— Begin —
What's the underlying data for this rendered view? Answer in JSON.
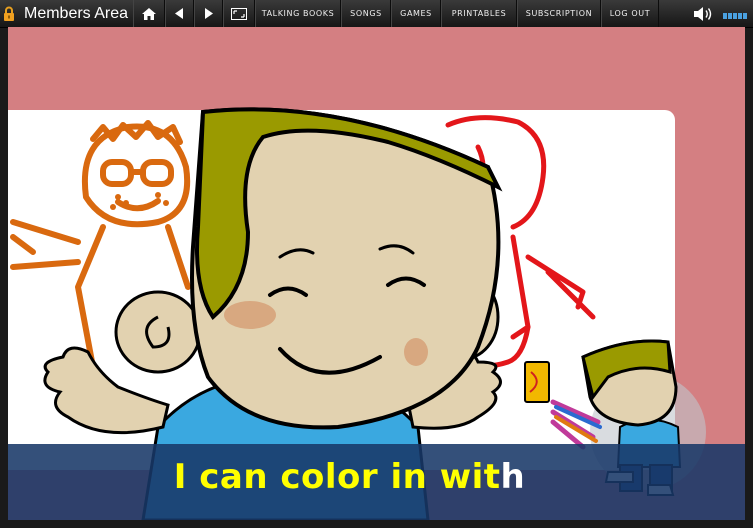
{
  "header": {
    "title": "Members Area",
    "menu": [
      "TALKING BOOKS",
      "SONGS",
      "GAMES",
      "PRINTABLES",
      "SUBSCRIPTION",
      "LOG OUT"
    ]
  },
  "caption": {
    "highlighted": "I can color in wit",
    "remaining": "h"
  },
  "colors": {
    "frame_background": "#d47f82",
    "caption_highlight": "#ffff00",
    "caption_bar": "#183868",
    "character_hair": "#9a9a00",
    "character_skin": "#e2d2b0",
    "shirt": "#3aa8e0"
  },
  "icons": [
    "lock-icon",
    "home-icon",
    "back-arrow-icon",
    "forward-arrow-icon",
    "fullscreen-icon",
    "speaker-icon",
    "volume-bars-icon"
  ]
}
— End —
Problem: The pictures should not be reproduced; quote all of the other material exactly.

Solution to the problem:
What's the underlying data for this rendered view? Answer in JSON.
{
  "header": {
    "title": "Members Area",
    "menu": [
      "TALKING BOOKS",
      "SONGS",
      "GAMES",
      "PRINTABLES",
      "SUBSCRIPTION",
      "LOG OUT"
    ]
  },
  "caption": {
    "highlighted": "I can color in wit",
    "remaining": "h"
  },
  "colors": {
    "frame_background": "#d47f82",
    "caption_highlight": "#ffff00",
    "caption_bar": "#183868",
    "character_hair": "#9a9a00",
    "character_skin": "#e2d2b0",
    "shirt": "#3aa8e0"
  },
  "icons": [
    "lock-icon",
    "home-icon",
    "back-arrow-icon",
    "forward-arrow-icon",
    "fullscreen-icon",
    "speaker-icon",
    "volume-bars-icon"
  ]
}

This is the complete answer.